Não sabemos se estes três planos serão suficientes porque a incerteza é enorme, na pandemia e na economia. A propósito da incerteza, no dia em que apresentou o seu Plano de Recuperação, António Costa Silva referiu-se ao gato de Schrödinger para dizer que o vírus “trouxe a mecânica quântica para dentro da epidemiologia” por causa da “questão da incerteza”, nomeadamente quanto a uma vacina.

O gato de Schrödinger é uma experiência mental, descrita pelo físico Erwin Schrödinger, em que um gato é fechado numa caixa, com um tubo de veneno que se abrirá num determinado momento, que não é possível prever. Enquanto a caixa estiver fechada, e como não sabemos se o gato está vivo ou morto, para efeitos da experiência, o gato está vivo e morto simultaneamente, um estado que é possível nos sistemas quânticos.

Se transpusermos este paradoxo do gato de Schrödinger para a área política, facilmente chegamos à conclusão que os partidos políticos em Portugal também estão simultaneamente vivos e mortos. Quando o Governo lhes apresentou, esta segunda-feira, o Plano de Recuperação e Resiliência, espernearam, criticaram, denegriram, vociferaram e vilipendiaram o Plano, ou seja, mostraram um sinal de grande vitalidade na oposição. Mas quando se lhes perguntou por alternativas, ideias, contributos, algo construtivo para ajudar a melhorar o Plano, fizeram-se de mortos.

Na ausência de ideias e de uma discussão profunda sobre o país nos próximos 10 anos (faça-se justiça ao PSD que prometeu apresentá-las no início de outubro), a discussão política afunilou-se sobre se o Plano de Recuperação e Resiliência engorda muito ou pouco o Estado.

À esquerda, o Bloco e o PCP vierem pedir a contratação de mais funcionários públicos, um tipo de despesa que está vedado por Bruxelas neste plano. E percebe-se a razão: o dinheiro do Plano de Recuperação e Resiliência é one-off, mas a despesa com pessoal repete-se todos os anos. O PCP, neste processo de engorda do Estado, quer ainda que o dinheiro seja usado para nacionalizar empresas estratégicas, como se o país não tivesse melhor sítio onde gastar o dinheiro.

Itens guardados
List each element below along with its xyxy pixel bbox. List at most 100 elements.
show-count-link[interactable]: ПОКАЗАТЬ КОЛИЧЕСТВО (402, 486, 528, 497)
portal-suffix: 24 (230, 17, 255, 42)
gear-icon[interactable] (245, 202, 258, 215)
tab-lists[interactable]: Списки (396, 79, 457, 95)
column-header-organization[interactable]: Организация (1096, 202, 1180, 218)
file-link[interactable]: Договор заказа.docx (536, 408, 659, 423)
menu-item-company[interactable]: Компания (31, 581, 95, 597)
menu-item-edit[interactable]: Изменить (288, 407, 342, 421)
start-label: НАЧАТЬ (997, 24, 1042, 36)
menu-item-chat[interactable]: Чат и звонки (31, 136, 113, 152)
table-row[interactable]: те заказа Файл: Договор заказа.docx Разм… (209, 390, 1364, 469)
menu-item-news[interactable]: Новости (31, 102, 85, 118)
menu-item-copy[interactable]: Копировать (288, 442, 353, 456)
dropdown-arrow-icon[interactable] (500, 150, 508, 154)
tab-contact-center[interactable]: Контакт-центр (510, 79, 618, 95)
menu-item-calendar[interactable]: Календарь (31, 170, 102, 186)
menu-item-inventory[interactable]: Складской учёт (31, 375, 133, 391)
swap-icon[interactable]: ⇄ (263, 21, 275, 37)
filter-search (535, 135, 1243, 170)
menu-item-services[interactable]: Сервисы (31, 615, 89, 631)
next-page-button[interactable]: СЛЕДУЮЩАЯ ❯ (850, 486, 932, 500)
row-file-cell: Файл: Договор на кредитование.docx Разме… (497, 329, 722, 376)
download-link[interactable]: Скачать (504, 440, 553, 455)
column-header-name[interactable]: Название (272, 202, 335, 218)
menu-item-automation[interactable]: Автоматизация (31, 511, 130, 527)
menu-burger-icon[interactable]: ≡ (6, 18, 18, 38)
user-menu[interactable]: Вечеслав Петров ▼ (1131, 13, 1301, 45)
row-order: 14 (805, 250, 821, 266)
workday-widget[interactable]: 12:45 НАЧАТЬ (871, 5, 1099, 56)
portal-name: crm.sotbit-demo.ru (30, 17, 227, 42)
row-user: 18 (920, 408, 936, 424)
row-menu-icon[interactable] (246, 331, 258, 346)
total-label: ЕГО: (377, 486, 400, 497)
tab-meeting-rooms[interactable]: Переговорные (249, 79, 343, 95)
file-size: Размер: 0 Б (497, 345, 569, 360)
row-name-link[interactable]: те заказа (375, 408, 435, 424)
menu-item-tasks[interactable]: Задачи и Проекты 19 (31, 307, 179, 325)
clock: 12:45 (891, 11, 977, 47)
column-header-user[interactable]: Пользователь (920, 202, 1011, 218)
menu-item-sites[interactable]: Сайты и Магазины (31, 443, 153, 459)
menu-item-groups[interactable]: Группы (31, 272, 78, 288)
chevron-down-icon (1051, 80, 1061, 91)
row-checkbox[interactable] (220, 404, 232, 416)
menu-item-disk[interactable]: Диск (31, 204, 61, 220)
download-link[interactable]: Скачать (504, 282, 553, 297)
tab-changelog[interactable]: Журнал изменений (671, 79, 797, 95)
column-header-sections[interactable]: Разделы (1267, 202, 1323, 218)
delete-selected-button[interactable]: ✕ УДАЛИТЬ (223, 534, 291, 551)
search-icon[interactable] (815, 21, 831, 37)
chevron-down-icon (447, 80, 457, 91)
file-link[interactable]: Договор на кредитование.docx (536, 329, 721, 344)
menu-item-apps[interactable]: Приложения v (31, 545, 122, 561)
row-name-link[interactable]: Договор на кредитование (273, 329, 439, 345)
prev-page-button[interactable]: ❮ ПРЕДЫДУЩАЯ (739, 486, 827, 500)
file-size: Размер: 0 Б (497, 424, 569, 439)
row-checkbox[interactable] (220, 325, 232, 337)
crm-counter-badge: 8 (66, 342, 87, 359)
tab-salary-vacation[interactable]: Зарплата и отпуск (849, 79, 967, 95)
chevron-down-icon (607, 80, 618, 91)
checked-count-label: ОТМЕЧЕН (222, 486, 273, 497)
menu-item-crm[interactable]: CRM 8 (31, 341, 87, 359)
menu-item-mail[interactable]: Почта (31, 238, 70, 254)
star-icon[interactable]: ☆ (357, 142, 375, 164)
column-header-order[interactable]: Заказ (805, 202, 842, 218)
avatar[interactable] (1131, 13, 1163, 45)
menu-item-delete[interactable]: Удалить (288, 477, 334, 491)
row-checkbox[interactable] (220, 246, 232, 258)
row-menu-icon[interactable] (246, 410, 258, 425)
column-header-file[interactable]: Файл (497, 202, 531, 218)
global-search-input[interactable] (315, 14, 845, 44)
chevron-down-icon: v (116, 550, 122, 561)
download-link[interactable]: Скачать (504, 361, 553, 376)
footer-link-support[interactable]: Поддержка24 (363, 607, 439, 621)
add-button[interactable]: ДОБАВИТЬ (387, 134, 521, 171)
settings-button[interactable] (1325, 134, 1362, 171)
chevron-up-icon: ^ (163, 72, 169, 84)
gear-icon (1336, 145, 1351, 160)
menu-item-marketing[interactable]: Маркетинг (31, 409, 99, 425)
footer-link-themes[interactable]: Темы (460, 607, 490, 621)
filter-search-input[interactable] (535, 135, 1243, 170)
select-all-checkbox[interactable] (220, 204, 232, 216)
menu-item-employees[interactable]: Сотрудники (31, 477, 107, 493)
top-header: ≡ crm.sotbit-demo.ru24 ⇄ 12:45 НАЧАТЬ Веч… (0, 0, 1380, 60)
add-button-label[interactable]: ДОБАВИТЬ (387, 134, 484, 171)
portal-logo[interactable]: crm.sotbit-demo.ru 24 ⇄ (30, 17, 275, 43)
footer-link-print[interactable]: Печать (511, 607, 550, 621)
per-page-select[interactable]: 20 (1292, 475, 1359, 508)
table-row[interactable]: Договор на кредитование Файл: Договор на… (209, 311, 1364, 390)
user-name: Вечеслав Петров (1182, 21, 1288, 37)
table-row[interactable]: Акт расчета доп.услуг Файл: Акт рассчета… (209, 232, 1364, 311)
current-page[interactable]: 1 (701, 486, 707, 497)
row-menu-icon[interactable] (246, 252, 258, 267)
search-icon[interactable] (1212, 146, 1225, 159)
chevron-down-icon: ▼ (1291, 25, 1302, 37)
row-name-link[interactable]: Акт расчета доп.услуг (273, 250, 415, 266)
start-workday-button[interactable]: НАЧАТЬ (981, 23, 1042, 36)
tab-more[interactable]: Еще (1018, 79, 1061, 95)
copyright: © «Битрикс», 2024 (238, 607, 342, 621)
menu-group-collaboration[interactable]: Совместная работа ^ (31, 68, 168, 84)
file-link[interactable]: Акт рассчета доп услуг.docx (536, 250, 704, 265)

TAREFA A REALIZAR -> Prossiga o texto sobre o Plano de Recuperação e Resiliência a partir da sua última frase.

RESPOSTA AO EXERCÍCIO ->
À direita, CDS, PSD e Iniciativa Liberal querem precisamente o contrário. Criticam o Plano de Resiliência por engordar a máquina do Estado em detrimento de ajudar as empresas. A critica é injusta:

  1. Na primeira gaveta do Plano de Recuperação e Resiliência, o Estado reservou 7,2 mil milhões de euros, sendo que a fatia maior irá para as empresas, de forma direta (2,5 mil milhões de euros para aumentar o potencial produtivo) e indireta (mais 1,5 mil milhões de euros para políticas de competitividade e coesão territorial, privilegiando as áreas de localização empresarial e os ‘missing links’). A propósito dos ‘missing links’, a Continental Mabor conseguiu esta semana que a Câmara de Famalicão e a Infraestruturas de Portugal assinassem um protocolo que levará à construção de uma variante à Estrada Nacional 14 e que permitirá à empresa de pneus aumentar a sua capacidade de produção. Uma boa notícia, não fosse o facto de a Continental Mabor estar há 20 anos à espera da construção desta ligação.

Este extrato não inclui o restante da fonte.